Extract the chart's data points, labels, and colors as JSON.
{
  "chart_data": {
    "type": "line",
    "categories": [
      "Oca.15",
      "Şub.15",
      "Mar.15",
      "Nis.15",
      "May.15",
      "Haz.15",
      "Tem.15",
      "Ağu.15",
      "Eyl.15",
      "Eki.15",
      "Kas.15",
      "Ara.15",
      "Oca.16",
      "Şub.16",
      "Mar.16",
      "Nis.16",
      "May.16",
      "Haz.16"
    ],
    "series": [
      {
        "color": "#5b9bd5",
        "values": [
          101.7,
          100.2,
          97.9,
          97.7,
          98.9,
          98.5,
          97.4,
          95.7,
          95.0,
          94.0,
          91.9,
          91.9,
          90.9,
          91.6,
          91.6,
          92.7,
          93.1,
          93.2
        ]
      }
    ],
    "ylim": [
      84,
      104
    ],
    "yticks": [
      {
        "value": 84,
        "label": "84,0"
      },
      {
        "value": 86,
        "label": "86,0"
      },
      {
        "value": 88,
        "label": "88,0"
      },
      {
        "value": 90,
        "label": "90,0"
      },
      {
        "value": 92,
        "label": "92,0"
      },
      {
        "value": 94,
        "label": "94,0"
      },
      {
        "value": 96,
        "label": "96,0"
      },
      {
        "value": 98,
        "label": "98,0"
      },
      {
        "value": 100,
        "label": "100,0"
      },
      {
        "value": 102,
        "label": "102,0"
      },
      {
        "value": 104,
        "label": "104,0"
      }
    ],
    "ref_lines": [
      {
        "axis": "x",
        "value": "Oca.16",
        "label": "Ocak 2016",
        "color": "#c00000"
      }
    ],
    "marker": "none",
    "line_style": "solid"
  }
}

====================

• Set task: Transcribe each entry exactly.

• Solution to this task:
Extract the chart's data points, labels, and colors as JSON.
{
  "chart_data": {
    "type": "line",
    "categories": [
      "Oca.15",
      "Şub.15",
      "Mar.15",
      "Nis.15",
      "May.15",
      "Haz.15",
      "Tem.15",
      "Ağu.15",
      "Eyl.15",
      "Eki.15",
      "Kas.15",
      "Ara.15",
      "Oca.16",
      "Şub.16",
      "Mar.16",
      "Nis.16",
      "May.16",
      "Haz.16"
    ],
    "series": [
      {
        "color": "#5b9bd5",
        "values": [
          101.7,
          100.2,
          97.9,
          97.7,
          98.9,
          98.5,
          97.4,
          95.7,
          95.0,
          94.0,
          91.9,
          91.9,
          90.9,
          91.6,
          91.6,
          92.7,
          93.1,
          93.2
        ]
      }
    ],
    "ylim": [
      84,
      104
    ],
    "yticks": [
      {
        "value": 84,
        "label": "84,0"
      },
      {
        "value": 86,
        "label": "86,0"
      },
      {
        "value": 88,
        "label": "88,0"
      },
      {
        "value": 90,
        "label": "90,0"
      },
      {
        "value": 92,
        "label": "92,0"
      },
      {
        "value": 94,
        "label": "94,0"
      },
      {
        "value": 96,
        "label": "96,0"
      },
      {
        "value": 98,
        "label": "98,0"
      },
      {
        "value": 100,
        "label": "100,0"
      },
      {
        "value": 102,
        "label": "102,0"
      },
      {
        "value": 104,
        "label": "104,0"
      }
    ],
    "ref_lines": [
      {
        "axis": "x",
        "value": "Oca.16",
        "label": "Ocak 2016",
        "color": "#c00000"
      }
    ],
    "marker": "none",
    "line_style": "solid"
  }
}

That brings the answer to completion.